___ AVAILABLE RECORDS ___

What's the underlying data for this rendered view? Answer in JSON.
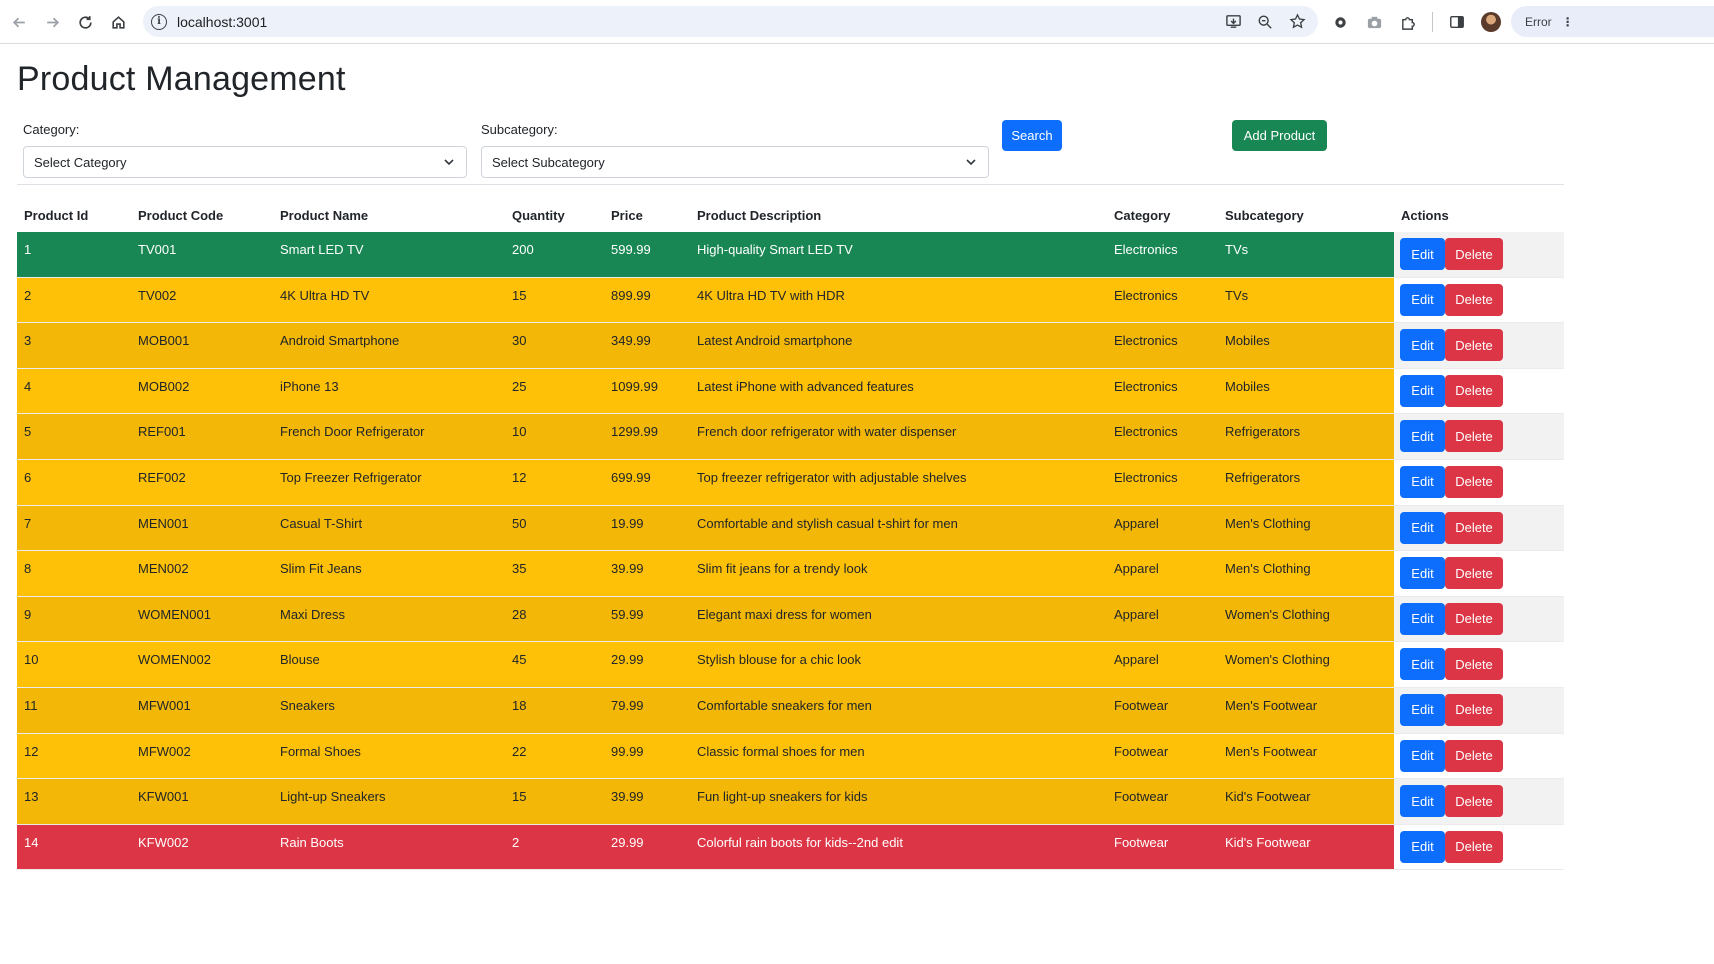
{
  "browser": {
    "url": "localhost:3001",
    "profile_status": "Error"
  },
  "page": {
    "title": "Product Management"
  },
  "filters": {
    "category_label": "Category:",
    "category_value": "Select Category",
    "subcategory_label": "Subcategory:",
    "subcategory_value": "Select Subcategory",
    "search_label": "Search",
    "add_label": "Add Product"
  },
  "table": {
    "headers": [
      "Product Id",
      "Product Code",
      "Product Name",
      "Quantity",
      "Price",
      "Product Description",
      "Category",
      "Subcategory",
      "Actions"
    ],
    "edit_label": "Edit",
    "delete_label": "Delete",
    "rows": [
      {
        "id": "1",
        "code": "TV001",
        "name": "Smart LED TV",
        "qty": "200",
        "price": "599.99",
        "desc": "High-quality Smart LED TV",
        "cat": "Electronics",
        "sub": "TVs",
        "status": "success"
      },
      {
        "id": "2",
        "code": "TV002",
        "name": "4K Ultra HD TV",
        "qty": "15",
        "price": "899.99",
        "desc": "4K Ultra HD TV with HDR",
        "cat": "Electronics",
        "sub": "TVs",
        "status": "warning"
      },
      {
        "id": "3",
        "code": "MOB001",
        "name": "Android Smartphone",
        "qty": "30",
        "price": "349.99",
        "desc": "Latest Android smartphone",
        "cat": "Electronics",
        "sub": "Mobiles",
        "status": "warning"
      },
      {
        "id": "4",
        "code": "MOB002",
        "name": "iPhone 13",
        "qty": "25",
        "price": "1099.99",
        "desc": "Latest iPhone with advanced features",
        "cat": "Electronics",
        "sub": "Mobiles",
        "status": "warning"
      },
      {
        "id": "5",
        "code": "REF001",
        "name": "French Door Refrigerator",
        "qty": "10",
        "price": "1299.99",
        "desc": "French door refrigerator with water dispenser",
        "cat": "Electronics",
        "sub": "Refrigerators",
        "status": "warning"
      },
      {
        "id": "6",
        "code": "REF002",
        "name": "Top Freezer Refrigerator",
        "qty": "12",
        "price": "699.99",
        "desc": "Top freezer refrigerator with adjustable shelves",
        "cat": "Electronics",
        "sub": "Refrigerators",
        "status": "warning"
      },
      {
        "id": "7",
        "code": "MEN001",
        "name": "Casual T-Shirt",
        "qty": "50",
        "price": "19.99",
        "desc": "Comfortable and stylish casual t-shirt for men",
        "cat": "Apparel",
        "sub": "Men's Clothing",
        "status": "warning"
      },
      {
        "id": "8",
        "code": "MEN002",
        "name": "Slim Fit Jeans",
        "qty": "35",
        "price": "39.99",
        "desc": "Slim fit jeans for a trendy look",
        "cat": "Apparel",
        "sub": "Men's Clothing",
        "status": "warning"
      },
      {
        "id": "9",
        "code": "WOMEN001",
        "name": "Maxi Dress",
        "qty": "28",
        "price": "59.99",
        "desc": "Elegant maxi dress for women",
        "cat": "Apparel",
        "sub": "Women's Clothing",
        "status": "warning"
      },
      {
        "id": "10",
        "code": "WOMEN002",
        "name": "Blouse",
        "qty": "45",
        "price": "29.99",
        "desc": "Stylish blouse for a chic look",
        "cat": "Apparel",
        "sub": "Women's Clothing",
        "status": "warning"
      },
      {
        "id": "11",
        "code": "MFW001",
        "name": "Sneakers",
        "qty": "18",
        "price": "79.99",
        "desc": "Comfortable sneakers for men",
        "cat": "Footwear",
        "sub": "Men's Footwear",
        "status": "warning"
      },
      {
        "id": "12",
        "code": "MFW002",
        "name": "Formal Shoes",
        "qty": "22",
        "price": "99.99",
        "desc": "Classic formal shoes for men",
        "cat": "Footwear",
        "sub": "Men's Footwear",
        "status": "warning"
      },
      {
        "id": "13",
        "code": "KFW001",
        "name": "Light-up Sneakers",
        "qty": "15",
        "price": "39.99",
        "desc": "Fun light-up sneakers for kids",
        "cat": "Footwear",
        "sub": "Kid's Footwear",
        "status": "warning"
      },
      {
        "id": "14",
        "code": "KFW002",
        "name": "Rain Boots",
        "qty": "2",
        "price": "29.99",
        "desc": "Colorful rain boots for kids--2nd edit",
        "cat": "Footwear",
        "sub": "Kid's Footwear",
        "status": "danger"
      }
    ]
  },
  "colors": {
    "success": "#198754",
    "warning": "#ffc107",
    "danger": "#dc3545",
    "primary": "#0d6efd"
  },
  "icons": [
    "back-icon",
    "forward-icon",
    "reload-icon",
    "home-icon",
    "site-info-icon",
    "install-icon",
    "zoom-icon",
    "bookmark-star-icon",
    "extension-gear-icon",
    "camera-icon",
    "puzzle-icon",
    "side-panel-icon",
    "avatar",
    "more-icon",
    "chevron-down-icon"
  ]
}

___

* TASK GOAL *
In the records above, find each line holding "Subcategory" and copy it.

* EXERCISE OUTPUT *
    "subcategory_label": "Subcategory:",
    "subcategory_value": "Select Subcategory",
      "Subcategory",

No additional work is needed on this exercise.